In the material below, find each line holding the string "допускается" and copy it.

^^^^^^^^

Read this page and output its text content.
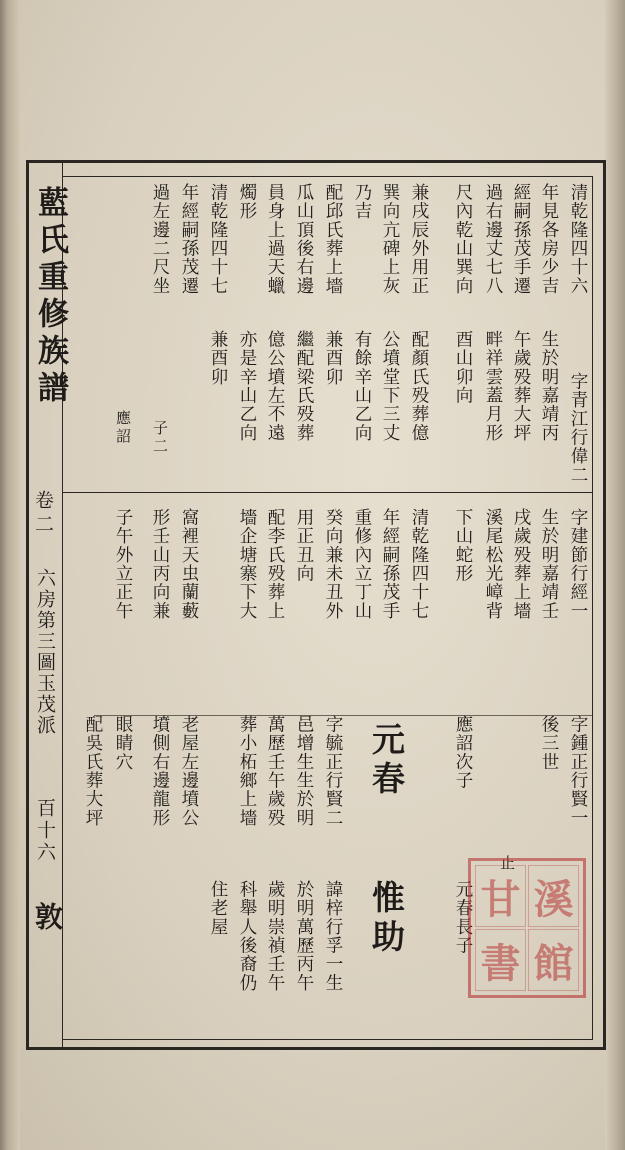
藍氏重修族譜
卷二
六房第三圖玉茂派
百十六
敦
字青江行偉二
清乾隆四十六
年見各房少吉
經嗣孫茂手遷
過右邊丈七八
尺內乾山巽向
兼戌辰外用正
巽向亢碑上灰
乃吉
配邱氏葬上墻
瓜山頂後右邊
員身上過天蠟
燭形
清乾隆四十七
年經嗣孫茂遷
過左邊二尺坐
生於明嘉靖丙
午歲殁葬大坪
畔祥雲蓋月形
酉山卯向
配顏氏殁葬億
公墳堂下三丈
有餘辛山乙向
兼酉卯
繼配梁氏殁葬
億公墳左不遠
亦是辛山乙向
兼酉卯
子二
應詔
字建節行經一
生於明嘉靖壬
戌歲殁葬上墻
溪尾松光嶂背
下山蛇形
清乾隆四十七
年經嗣孫茂手
重修內立丁山
癸向兼未丑外
用正丑向
配李氏殁葬上
墻企塘寨下大
窩裡天虫蘭藪
形壬山丙向兼
子午外立正午
字鍾正行賢一
後三世
止
應詔次子
元春
字毓正行賢二
邑增生生於明
萬歷壬午歲殁
葬小柘鄉上墻
老屋左邊墳公
墳側右邊龍形
眼睛穴
配吳氏葬大坪
元春長子
惟助
諱梓行孚一生
於明萬歷丙午
歲明崇禎壬午
科舉人後裔仍
住老屋	甘 溪
書 館
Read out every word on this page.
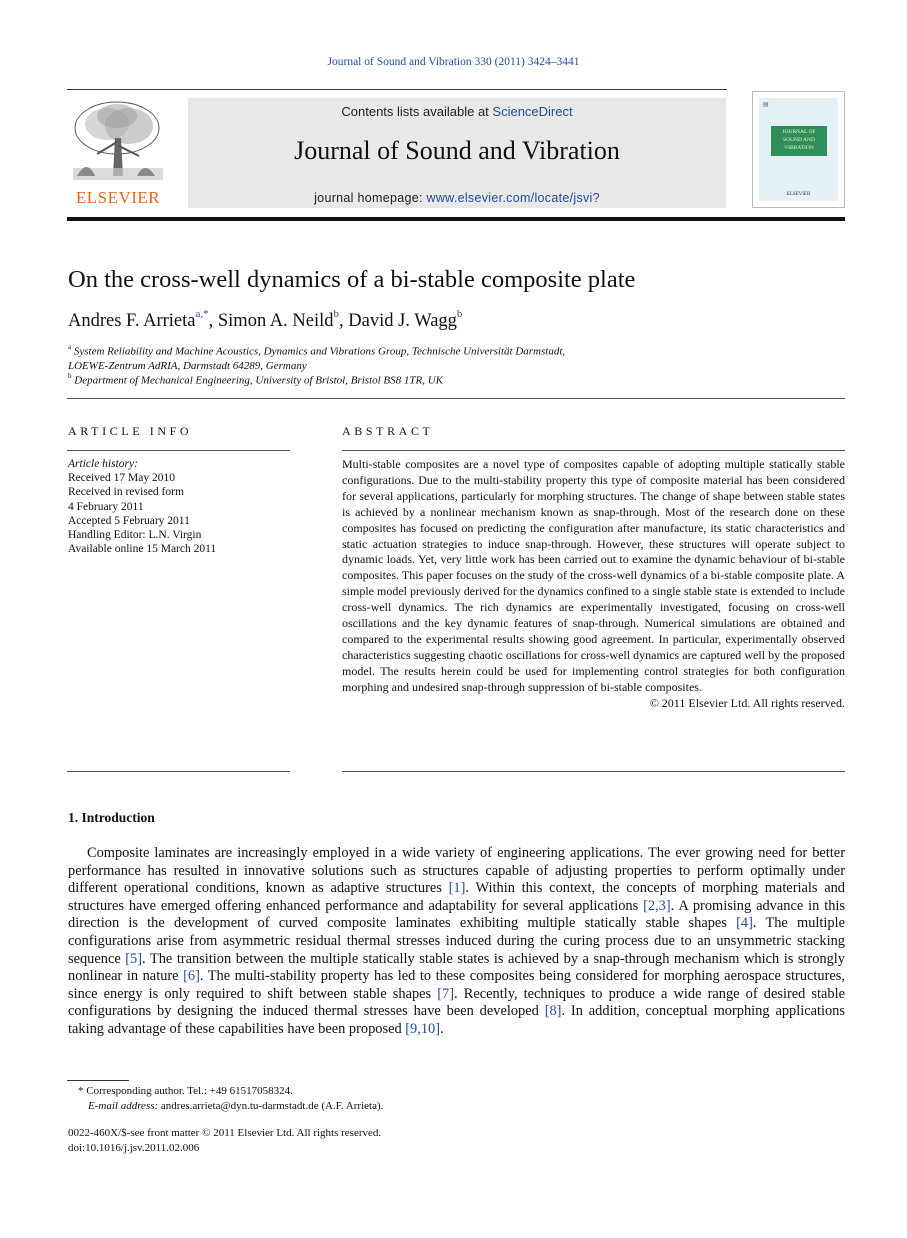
Journal of Sound and Vibration 330 (2011) 3424–3441
ELSEVIER
Contents lists available at ScienceDirect
Journal of Sound and Vibration
journal homepage: www.elsevier.com/locate/jsvi?
▤
JOURNAL OF
SOUND AND
VIBRATION
ELSEVIER
On the cross-well dynamics of a bi-stable composite plate
Andres F. Arrieta$^{a,*}$, Simon A. Neild$^b$, David J. Wagg$^b$
$^a$ System Reliability and Machine Acoustics, Dynamics and Vibrations Group, Technische Universität Darmstadt,
LOEWE-Zentrum AdRIA, Darmstadt 64289, Germany
$^b$ Department of Mechanical Engineering, University of Bristol, Bristol BS8 1TR, UK
ARTICLE INFO
Article history:
Received 17 May 2010
Received in revised form
4 February 2011
Accepted 5 February 2011
Handling Editor: L.N. Virgin
Available online 15 March 2011
ABSTRACT
Multi-stable composites are a novel type of composites capable of adopting multiple statically stable configurations. Due to the multi-stability property this type of composite material has been considered for several applications, particularly for morphing structures. The change of shape between stable states is achieved by a nonlinear mechanism known as snap-through. Most of the research done on these composites has focused on predicting the configuration after manufacture, its static characteristics and static actuation strategies to induce snap-through. However, these structures will operate subject to dynamic loads. Yet, very little work has been carried out to examine the dynamic behaviour of bi-stable composites. This paper focuses on the study of the cross-well dynamics of a bi-stable composite plate. A simple model previously derived for the dynamics confined to a single stable state is extended to include cross-well dynamics. The rich dynamics are experimentally investigated, focusing on cross-well oscillations and the key dynamic features of snap-through. Numerical simulations are obtained and compared to the experimental results showing good agreement. In particular, experimentally observed characteristics suggesting chaotic oscillations for cross-well dynamics are captured well by the proposed model. The results herein could be used for implementing control strategies for both configuration morphing and undesired snap-through suppression of bi-stable composites.
© 2011 Elsevier Ltd. All rights reserved.
1. Introduction
Composite laminates are increasingly employed in a wide variety of engineering applications. The ever growing need for better performance has resulted in innovative solutions such as structures capable of adjusting properties to perform optimally under different operational conditions, known as adaptive structures [1]. Within this context, the concepts of morphing materials and structures have emerged offering enhanced performance and adaptability for several applications [2,3]. A promising advance in this direction is the development of curved composite laminates exhibiting multiple statically stable shapes [4]. The multiple configurations arise from asymmetric residual thermal stresses induced during the curing process due to an unsymmetric stacking sequence [5]. The transition between the multiple statically stable states is achieved by a snap-through mechanism which is strongly nonlinear in nature [6]. The multi-stability property has led to these composites being considered for morphing aerospace structures, since energy is only required to shift between stable shapes [7]. Recently, techniques to produce a wide range of desired stable configurations by designing the induced thermal stresses have been developed [8]. In addition, conceptual morphing applications taking advantage of these capabilities have been proposed [9,10].
* Corresponding author. Tel.: +49 61517058324.
E-mail address: andres.arrieta@dyn.tu-darmstadt.de (A.F. Arrieta).
0022-460X/$-see front matter © 2011 Elsevier Ltd. All rights reserved.
doi:10.1016/j.jsv.2011.02.006
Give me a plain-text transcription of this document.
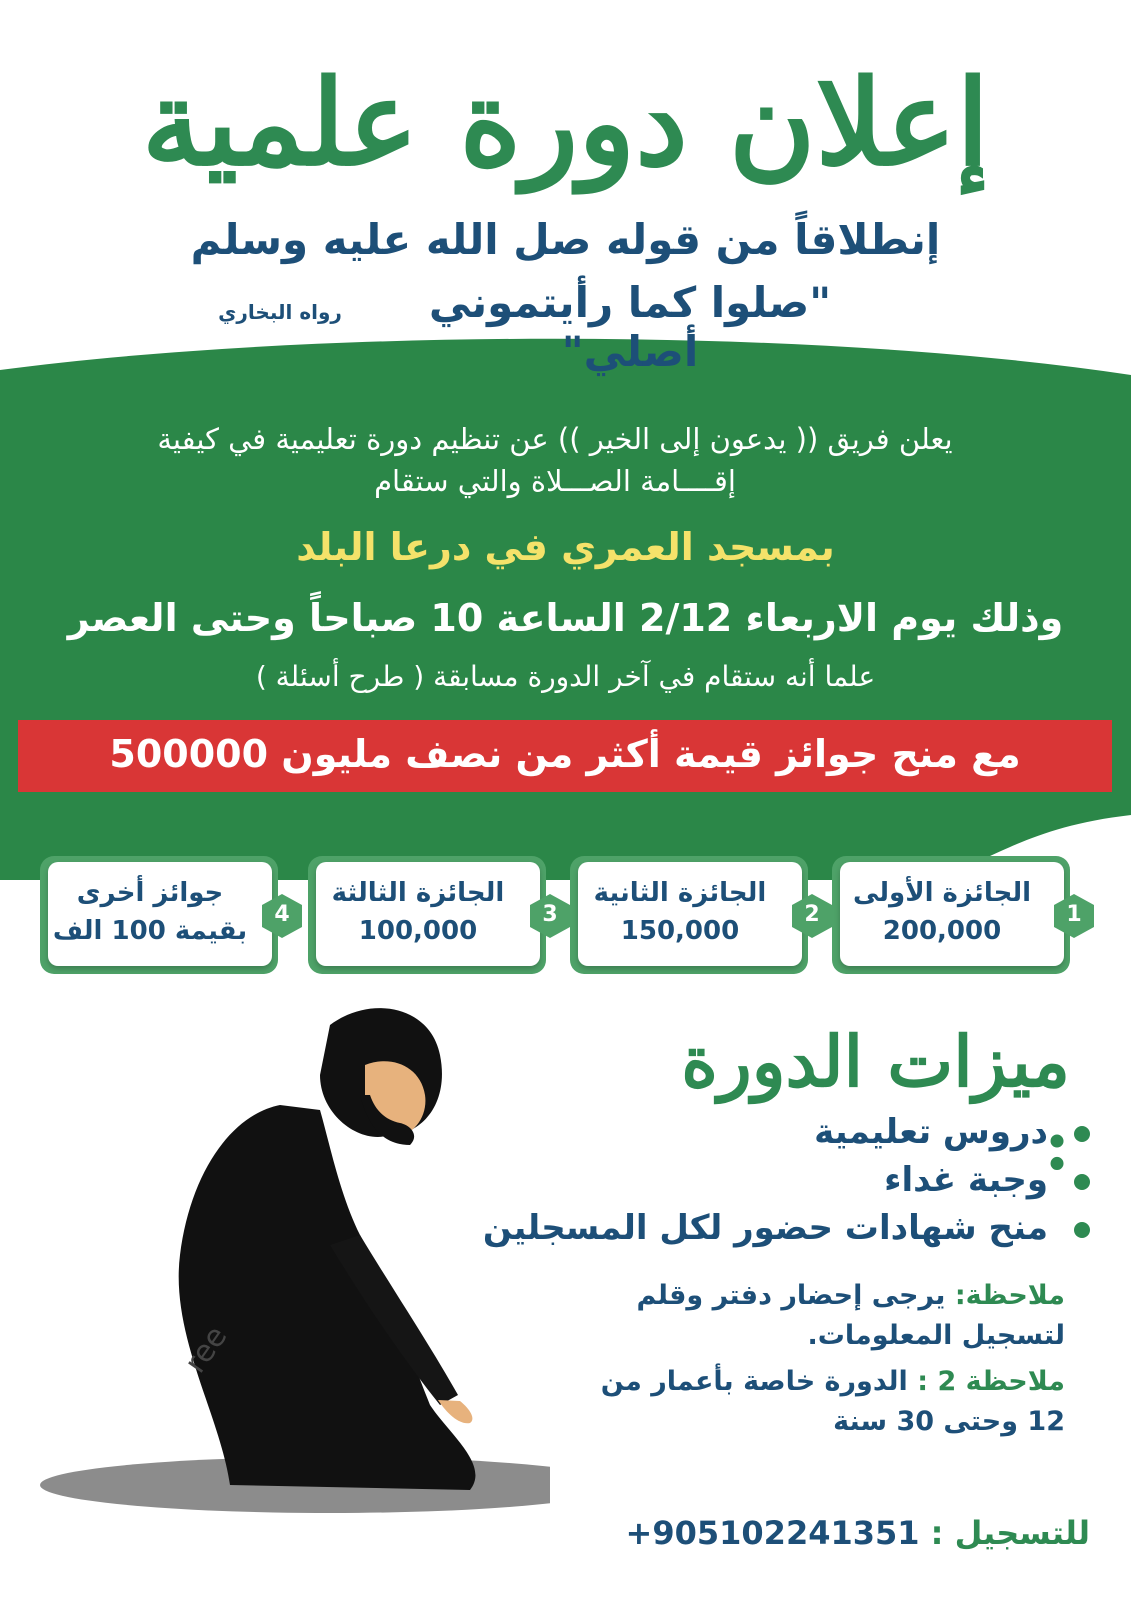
إعلان دورة علمية
إنطلاقاً من قوله صل الله عليه وسلم
"صلوا كما رأيتموني أصلي"
رواه البخاري
يعلن فريق (( يدعون إلى الخير )) عن تنظيم دورة تعليمية في كيفية
إقــــامة الصـــلاة والتي ستقام
بمسجد العمري في درعا البلد
وذلك يوم الاربعاء 2/12 الساعة 10 صباحاً وحتى العصر
علما أنه ستقام في آخر الدورة مسابقة ( طرح أسئلة )
مع منح جوائز قيمة أكثر من نصف مليون 500000
الجائزة الأولى
200,000
1
الجائزة الثانية
150,000
2
الجائزة الثالثة
100,000
3
جوائز أخرى
بقيمة 100 الف
4
ree
ميزات الدورة :
دروس تعليمية
وجبة غداء
منح شهادات حضور لكل المسجلين
ملاحظة: يرجى إحضار دفتر وقلم
لتسجيل المعلومات.
ملاحظة 2 : الدورة خاصة بأعمار من
12 وحتى 30 سنة
للتسجيل : +905102241351
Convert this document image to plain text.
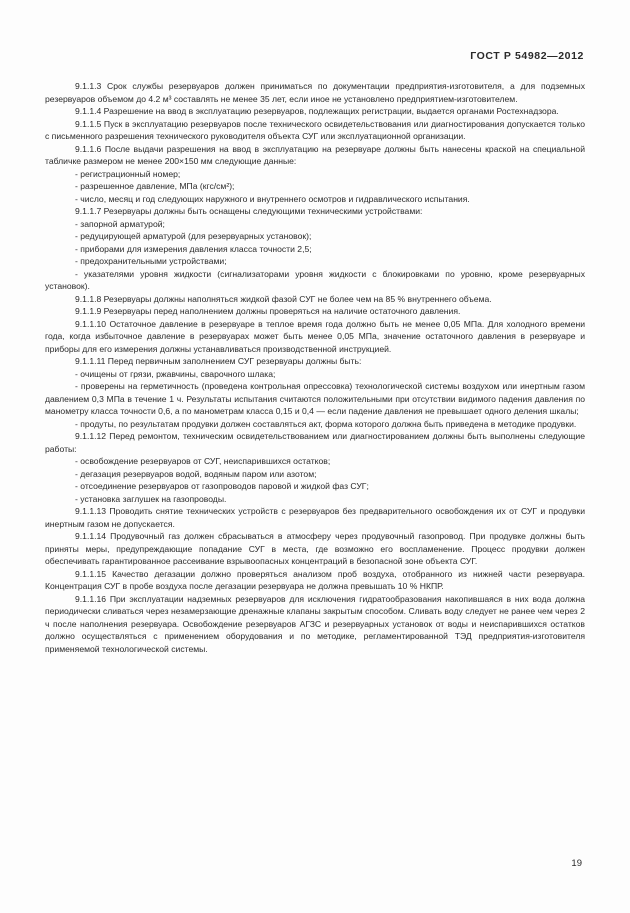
ГОСТ Р 54982—2012

9.1.1.3 Срок службы резервуаров должен приниматься по документации предприятия-изготовителя, а для подземных резервуаров объемом до 4.2 м³ составлять не менее 35 лет, если иное не установлено предприятием-изготовителем.

9.1.1.4 Разрешение на ввод в эксплуатацию резервуаров, подлежащих регистрации, выдается органами Ростехнадзора.

9.1.1.5 Пуск в эксплуатацию резервуаров после технического освидетельствования или диагностирования допускается только с письменного разрешения технического руководителя объекта СУГ или эксплуатационной организации.

9.1.1.6 После выдачи разрешения на ввод в эксплуатацию на резервуаре должны быть нанесены краской на специальной табличке размером не менее 200×150 мм следующие данные:

- регистрационный номер;

- разрешенное давление, МПа (кгс/см²);

- число, месяц и год следующих наружного и внутреннего осмотров и гидравлического испытания.

9.1.1.7 Резервуары должны быть оснащены следующими техническими устройствами:

- запорной арматурой;

- редуцирующей арматурой (для резервуарных установок);

- приборами для измерения давления класса точности 2,5;

- предохранительными устройствами;

- указателями уровня жидкости (сигнализаторами уровня жидкости с блокировками по уровню, кроме резервуарных установок).

9.1.1.8 Резервуары должны наполняться жидкой фазой СУГ не более чем на 85 % внутреннего объема.

9.1.1.9 Резервуары перед наполнением должны проверяться на наличие остаточного давления.

9.1.1.10 Остаточное давление в резервуаре в теплое время года должно быть не менее 0,05 МПа. Для холодного времени года, когда избыточное давление в резервуарах может быть менее 0,05 МПа, значение остаточного давления в резервуаре и приборы для его измерения должны устанавливаться производственной инструкцией.

9.1.1.11 Перед первичным заполнением СУГ резервуары должны быть:

- очищены от грязи, ржавчины, сварочного шлака;

- проверены на герметичность (проведена контрольная опрессовка) технологической системы воздухом или инертным газом давлением 0,3 МПа в течение 1 ч. Результаты испытания считаются положительными при отсутствии видимого падения давления по манометру класса точности 0,6, а по манометрам класса 0,15 и 0,4 — если падение давления не превышает одного деления шкалы;

- продуты, по результатам продувки должен составляться акт, форма которого должна быть приведена в методике продувки.

9.1.1.12 Перед ремонтом, техническим освидетельствованием или диагностированием должны быть выполнены следующие работы:

- освобождение резервуаров от СУГ, неиспарившихся остатков;

- дегазация резервуаров водой, водяным паром или азотом;

- отсоединение резервуаров от газопроводов паровой и жидкой фаз СУГ;

- установка заглушек на газопроводы.

9.1.1.13 Проводить снятие технических устройств с резервуаров без предварительного освобождения их от СУГ и продувки инертным газом не допускается.

9.1.1.14 Продувочный газ должен сбрасываться в атмосферу через продувочный газопровод. При продувке должны быть приняты меры, предупреждающие попадание СУГ в места, где возможно его воспламенение. Процесс продувки должен обеспечивать гарантированное рассеивание взрывоопасных концентраций в безопасной зоне объекта СУГ.

9.1.1.15 Качество дегазации должно проверяться анализом проб воздуха, отобранного из нижней части резервуара. Концентрация СУГ в пробе воздуха после дегазации резервуара не должна превышать 10 % НКПР.

9.1.1.16 При эксплуатации надземных резервуаров для исключения гидратообразования накопившаяся в них вода должна периодически сливаться через незамерзающие дренажные клапаны закрытым способом. Сливать воду следует не ранее чем через 2 ч после наполнения резервуара. Освобождение резервуаров АГЗС и резервуарных установок от воды и неиспарившихся остатков должно осуществляться с применением оборудования и по методике, регламентированной ТЭД предприятия-изготовителя применяемой технологической системы.

19
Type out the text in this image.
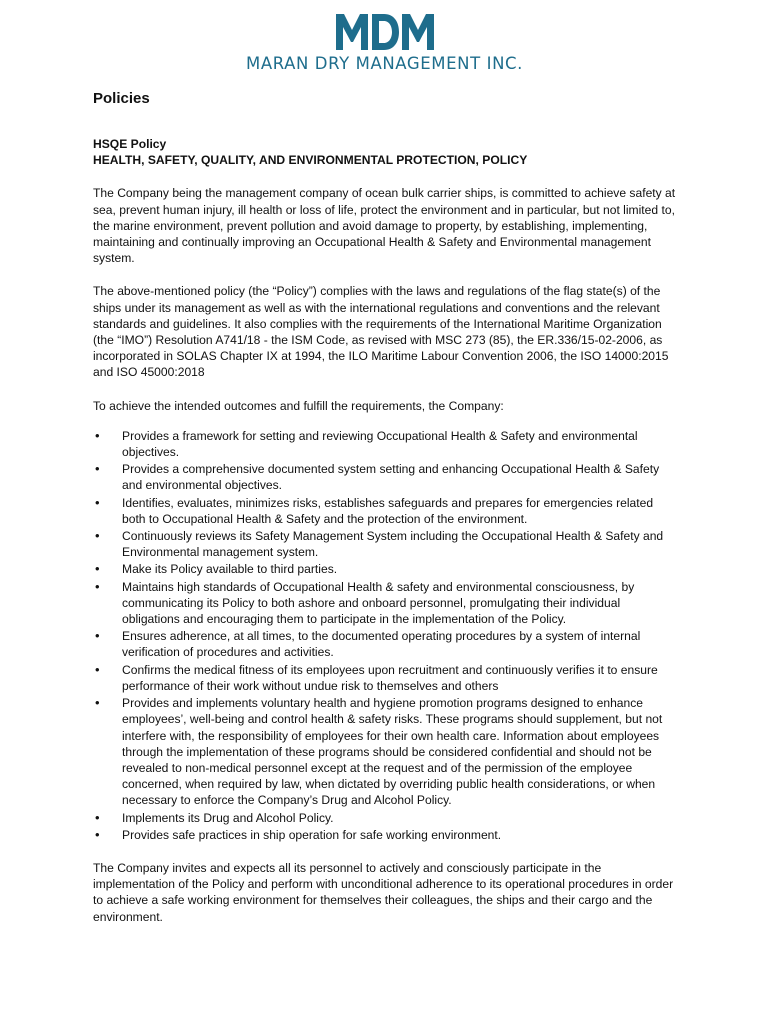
MARAN DRY MANAGEMENT INC.
Policies

HSQE Policy

HEALTH, SAFETY, QUALITY, AND ENVIRONMENTAL PROTECTION, POLICY

The Company being the management company of ocean bulk carrier ships, is committed to achieve safety at sea, prevent human injury, ill health or loss of life, protect the environment and in particular, but not limited to, the marine environment, prevent pollution and avoid damage to property, by establishing, implementing, maintaining and continually improving an Occupational Health & Safety and Environmental management system.

The above-mentioned policy (the “Policy”) complies with the laws and regulations of the flag state(s) of the ships under its management as well as with the international regulations and conventions and the relevant standards and guidelines. It also complies with the requirements of the International Maritime Organization (the “IMO”) Resolution A741/18 - the ISM Code, as revised with MSC 273 (85), the ER.336/15-02-2006, as incorporated in SOLAS Chapter IX at 1994, the ILO Maritime Labour Convention 2006, the ISO 14000:2015 and ISO 45000:2018

To achieve the intended outcomes and fulfill the requirements, the Company:

• Provides a framework for setting and reviewing Occupational Health & Safety and environmental objectives.
• Provides a comprehensive documented system setting and enhancing Occupational Health & Safety and environmental objectives.
• Identifies, evaluates, minimizes risks, establishes safeguards and prepares for emergencies related both to Occupational Health & Safety and the protection of the environment.
• Continuously reviews its Safety Management System including the Occupational Health & Safety and Environmental management system.
• Make its Policy available to third parties.
• Maintains high standards of Occupational Health & safety and environmental consciousness, by communicating its Policy to both ashore and onboard personnel, promulgating their individual obligations and encouraging them to participate in the implementation of the Policy.
• Ensures adherence, at all times, to the documented operating procedures by a system of internal verification of procedures and activities.
• Confirms the medical fitness of its employees upon recruitment and continuously verifies it to ensure performance of their work without undue risk to themselves and others
• Provides and implements voluntary health and hygiene promotion programs designed to enhance employees’, well-being and control health & safety risks. These programs should supplement, but not interfere with, the responsibility of employees for their own health care. Information about employees through the implementation of these programs should be considered confidential and should not be revealed to non-medical personnel except at the request and of the permission of the employee concerned, when required by law, when dictated by overriding public health considerations, or when necessary to enforce the Company’s Drug and Alcohol Policy.
• Implements its Drug and Alcohol Policy.
• Provides safe practices in ship operation for safe working environment.

The Company invites and expects all its personnel to actively and consciously participate in the implementation of the Policy and perform with unconditional adherence to its operational procedures in order to achieve a safe working environment for themselves their colleagues, the ships and their cargo and the environment.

^^^^^^^^

_Exercise output_:
9.1.1.5 Пуск в эксплуатацию резервуаров после технического освидетельствования или диагностирования допускается только с письменного разрешения технического руководителя объекта СУГ или эксплуатационной организации.
9.1.1.13 Проводить снятие технических устройств с резервуаров без предварительного освобождения их от СУГ и продувки инертным газом не допускается.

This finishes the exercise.